**Task prompt**
Scan the entries below. List each line with "操盘项目".

** Start of Dataset records **

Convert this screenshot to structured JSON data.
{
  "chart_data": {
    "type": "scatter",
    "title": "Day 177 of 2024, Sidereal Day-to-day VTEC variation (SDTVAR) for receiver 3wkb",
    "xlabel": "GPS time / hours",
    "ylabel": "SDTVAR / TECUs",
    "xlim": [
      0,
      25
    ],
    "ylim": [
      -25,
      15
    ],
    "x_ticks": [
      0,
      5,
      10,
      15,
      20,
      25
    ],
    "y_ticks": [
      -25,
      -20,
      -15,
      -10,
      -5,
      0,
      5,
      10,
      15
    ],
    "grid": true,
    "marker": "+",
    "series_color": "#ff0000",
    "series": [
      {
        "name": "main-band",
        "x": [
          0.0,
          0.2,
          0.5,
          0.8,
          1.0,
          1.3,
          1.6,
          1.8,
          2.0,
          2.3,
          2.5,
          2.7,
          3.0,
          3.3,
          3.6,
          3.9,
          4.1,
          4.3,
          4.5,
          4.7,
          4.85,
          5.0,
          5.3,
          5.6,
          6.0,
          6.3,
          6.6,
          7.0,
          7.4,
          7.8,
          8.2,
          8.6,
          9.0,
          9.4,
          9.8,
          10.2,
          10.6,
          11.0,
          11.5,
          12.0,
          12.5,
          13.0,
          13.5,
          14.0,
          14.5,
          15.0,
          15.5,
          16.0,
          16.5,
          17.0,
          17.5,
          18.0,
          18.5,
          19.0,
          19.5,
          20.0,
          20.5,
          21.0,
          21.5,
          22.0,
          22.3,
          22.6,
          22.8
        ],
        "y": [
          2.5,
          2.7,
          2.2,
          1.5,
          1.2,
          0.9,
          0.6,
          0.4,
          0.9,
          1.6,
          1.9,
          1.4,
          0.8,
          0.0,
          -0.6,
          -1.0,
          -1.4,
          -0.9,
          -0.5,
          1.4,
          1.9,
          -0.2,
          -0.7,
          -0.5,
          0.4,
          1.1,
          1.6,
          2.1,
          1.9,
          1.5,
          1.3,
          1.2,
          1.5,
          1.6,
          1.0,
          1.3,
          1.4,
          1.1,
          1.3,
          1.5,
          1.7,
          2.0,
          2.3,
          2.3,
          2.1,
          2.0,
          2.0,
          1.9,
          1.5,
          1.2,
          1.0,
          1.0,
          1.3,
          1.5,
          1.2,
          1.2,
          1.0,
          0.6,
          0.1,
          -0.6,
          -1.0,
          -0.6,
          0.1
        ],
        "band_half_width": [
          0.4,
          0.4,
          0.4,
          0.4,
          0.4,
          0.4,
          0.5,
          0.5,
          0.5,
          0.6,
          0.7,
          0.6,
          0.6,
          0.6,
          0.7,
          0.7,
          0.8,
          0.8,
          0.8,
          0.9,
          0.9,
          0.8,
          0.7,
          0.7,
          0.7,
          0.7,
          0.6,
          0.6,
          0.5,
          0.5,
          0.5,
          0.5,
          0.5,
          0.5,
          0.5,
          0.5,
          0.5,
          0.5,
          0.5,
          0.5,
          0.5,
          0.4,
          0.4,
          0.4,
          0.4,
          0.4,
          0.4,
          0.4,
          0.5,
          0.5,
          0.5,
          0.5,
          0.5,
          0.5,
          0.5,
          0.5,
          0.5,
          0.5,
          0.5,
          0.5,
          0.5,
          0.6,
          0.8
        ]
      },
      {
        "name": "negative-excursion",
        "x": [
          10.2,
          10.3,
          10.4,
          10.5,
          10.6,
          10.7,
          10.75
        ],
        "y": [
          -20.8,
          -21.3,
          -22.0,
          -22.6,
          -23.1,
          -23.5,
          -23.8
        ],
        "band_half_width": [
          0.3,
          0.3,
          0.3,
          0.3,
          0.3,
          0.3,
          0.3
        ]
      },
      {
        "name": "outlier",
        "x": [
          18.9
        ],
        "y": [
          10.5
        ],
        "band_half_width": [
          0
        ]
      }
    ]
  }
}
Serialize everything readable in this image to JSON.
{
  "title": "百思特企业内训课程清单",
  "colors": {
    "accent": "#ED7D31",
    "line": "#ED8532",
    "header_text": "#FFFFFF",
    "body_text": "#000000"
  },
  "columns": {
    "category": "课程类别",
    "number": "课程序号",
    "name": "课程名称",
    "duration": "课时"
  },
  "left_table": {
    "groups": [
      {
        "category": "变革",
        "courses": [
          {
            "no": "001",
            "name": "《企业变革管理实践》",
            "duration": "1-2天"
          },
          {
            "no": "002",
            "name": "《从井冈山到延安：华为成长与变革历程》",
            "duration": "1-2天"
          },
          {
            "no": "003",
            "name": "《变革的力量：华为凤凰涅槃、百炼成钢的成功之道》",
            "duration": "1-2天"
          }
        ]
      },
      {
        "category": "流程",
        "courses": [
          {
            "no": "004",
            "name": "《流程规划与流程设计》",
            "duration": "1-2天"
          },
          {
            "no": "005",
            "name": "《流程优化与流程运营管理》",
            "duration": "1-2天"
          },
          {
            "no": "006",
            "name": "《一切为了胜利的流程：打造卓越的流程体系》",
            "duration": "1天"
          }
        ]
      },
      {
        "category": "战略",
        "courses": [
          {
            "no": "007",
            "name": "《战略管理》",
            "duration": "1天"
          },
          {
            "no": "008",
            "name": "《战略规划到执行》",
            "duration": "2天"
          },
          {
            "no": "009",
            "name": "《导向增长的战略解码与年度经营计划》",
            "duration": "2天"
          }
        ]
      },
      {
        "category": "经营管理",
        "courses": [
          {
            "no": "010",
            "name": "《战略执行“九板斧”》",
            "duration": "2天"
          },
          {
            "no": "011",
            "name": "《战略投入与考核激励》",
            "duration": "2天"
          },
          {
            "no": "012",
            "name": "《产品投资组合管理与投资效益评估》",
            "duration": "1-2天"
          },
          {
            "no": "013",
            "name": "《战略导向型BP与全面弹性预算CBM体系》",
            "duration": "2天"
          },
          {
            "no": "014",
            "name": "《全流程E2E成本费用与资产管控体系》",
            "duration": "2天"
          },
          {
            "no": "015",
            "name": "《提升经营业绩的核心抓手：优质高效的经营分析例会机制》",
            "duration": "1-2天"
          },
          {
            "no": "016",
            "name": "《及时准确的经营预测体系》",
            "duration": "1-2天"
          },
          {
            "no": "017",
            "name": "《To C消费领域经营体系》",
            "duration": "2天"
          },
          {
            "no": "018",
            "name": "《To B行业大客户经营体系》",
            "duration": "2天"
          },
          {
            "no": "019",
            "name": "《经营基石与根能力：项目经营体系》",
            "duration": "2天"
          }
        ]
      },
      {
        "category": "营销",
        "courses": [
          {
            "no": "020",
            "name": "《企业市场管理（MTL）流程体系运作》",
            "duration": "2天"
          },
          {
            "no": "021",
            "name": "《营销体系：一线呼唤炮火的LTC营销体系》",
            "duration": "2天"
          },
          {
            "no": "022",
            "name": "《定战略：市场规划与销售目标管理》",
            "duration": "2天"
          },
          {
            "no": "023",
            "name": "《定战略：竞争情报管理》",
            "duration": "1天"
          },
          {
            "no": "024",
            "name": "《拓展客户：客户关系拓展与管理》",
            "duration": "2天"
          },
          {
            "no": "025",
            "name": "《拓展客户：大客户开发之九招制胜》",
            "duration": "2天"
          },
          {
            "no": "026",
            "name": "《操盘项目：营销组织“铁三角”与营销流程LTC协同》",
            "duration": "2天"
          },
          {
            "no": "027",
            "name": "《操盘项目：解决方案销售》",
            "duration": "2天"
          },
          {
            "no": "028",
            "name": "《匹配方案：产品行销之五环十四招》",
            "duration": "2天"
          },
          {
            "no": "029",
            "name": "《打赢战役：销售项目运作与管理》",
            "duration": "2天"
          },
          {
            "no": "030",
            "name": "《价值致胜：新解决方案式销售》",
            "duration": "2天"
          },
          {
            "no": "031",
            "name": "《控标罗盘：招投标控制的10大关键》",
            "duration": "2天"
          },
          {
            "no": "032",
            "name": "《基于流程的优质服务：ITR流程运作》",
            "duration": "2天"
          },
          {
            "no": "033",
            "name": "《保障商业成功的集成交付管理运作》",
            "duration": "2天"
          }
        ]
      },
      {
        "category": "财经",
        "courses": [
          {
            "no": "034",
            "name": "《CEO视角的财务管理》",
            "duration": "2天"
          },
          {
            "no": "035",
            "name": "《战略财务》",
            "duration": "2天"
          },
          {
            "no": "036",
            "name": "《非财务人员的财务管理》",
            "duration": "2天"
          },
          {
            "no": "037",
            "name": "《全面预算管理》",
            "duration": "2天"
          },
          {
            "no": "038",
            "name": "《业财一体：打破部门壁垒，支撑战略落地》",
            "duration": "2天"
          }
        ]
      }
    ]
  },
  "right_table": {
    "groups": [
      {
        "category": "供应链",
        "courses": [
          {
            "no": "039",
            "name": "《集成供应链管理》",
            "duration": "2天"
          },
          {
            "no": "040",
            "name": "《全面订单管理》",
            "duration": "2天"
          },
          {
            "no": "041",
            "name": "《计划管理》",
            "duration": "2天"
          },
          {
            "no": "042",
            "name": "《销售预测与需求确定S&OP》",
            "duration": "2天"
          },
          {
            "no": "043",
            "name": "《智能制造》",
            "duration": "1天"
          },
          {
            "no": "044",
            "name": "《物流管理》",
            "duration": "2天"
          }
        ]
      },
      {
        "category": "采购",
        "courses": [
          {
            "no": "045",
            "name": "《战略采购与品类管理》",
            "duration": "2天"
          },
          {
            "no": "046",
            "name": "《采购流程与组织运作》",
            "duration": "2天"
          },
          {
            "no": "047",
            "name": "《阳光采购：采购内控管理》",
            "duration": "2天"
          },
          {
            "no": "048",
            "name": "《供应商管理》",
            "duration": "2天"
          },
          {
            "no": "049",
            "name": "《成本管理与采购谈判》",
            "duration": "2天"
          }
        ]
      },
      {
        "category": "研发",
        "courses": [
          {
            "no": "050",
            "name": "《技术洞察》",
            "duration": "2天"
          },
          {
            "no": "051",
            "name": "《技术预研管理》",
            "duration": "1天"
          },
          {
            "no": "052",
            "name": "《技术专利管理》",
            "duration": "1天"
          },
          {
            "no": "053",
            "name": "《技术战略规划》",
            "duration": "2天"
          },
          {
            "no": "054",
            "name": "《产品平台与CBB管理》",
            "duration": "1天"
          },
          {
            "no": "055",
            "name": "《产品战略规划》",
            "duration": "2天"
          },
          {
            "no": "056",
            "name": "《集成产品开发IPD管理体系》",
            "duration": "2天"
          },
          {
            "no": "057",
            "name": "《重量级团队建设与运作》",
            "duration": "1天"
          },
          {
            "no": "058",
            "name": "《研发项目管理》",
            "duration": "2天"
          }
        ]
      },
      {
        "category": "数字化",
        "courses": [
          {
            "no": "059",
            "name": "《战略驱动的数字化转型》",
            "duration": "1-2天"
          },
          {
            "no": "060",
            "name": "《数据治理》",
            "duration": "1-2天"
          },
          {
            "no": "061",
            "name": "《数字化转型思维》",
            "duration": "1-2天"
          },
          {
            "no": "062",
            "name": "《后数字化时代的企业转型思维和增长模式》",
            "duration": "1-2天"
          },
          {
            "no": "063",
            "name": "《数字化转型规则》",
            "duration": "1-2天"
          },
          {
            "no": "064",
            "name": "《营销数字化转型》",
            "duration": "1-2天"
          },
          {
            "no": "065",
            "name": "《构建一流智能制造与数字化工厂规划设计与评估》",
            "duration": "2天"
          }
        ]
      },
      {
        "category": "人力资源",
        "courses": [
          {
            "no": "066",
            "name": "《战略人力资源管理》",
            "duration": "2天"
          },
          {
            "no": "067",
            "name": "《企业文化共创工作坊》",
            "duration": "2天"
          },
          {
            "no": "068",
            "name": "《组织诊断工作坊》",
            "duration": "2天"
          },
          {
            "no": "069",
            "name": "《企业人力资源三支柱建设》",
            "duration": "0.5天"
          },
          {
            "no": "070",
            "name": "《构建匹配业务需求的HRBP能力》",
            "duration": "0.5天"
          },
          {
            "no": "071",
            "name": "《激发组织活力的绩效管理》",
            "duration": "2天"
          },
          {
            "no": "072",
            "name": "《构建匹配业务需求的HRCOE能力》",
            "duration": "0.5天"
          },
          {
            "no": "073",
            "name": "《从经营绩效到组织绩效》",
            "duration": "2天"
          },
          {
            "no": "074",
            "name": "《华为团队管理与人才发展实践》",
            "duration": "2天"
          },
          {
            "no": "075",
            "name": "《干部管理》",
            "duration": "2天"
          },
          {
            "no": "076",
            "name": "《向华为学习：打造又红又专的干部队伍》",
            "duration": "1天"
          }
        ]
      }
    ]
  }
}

** End of Dataset records **

**Completed task**
            "name": "《操盘项目：营销组织“铁三角”与营销流程LTC协同》",
            "name": "《操盘项目：解决方案销售》",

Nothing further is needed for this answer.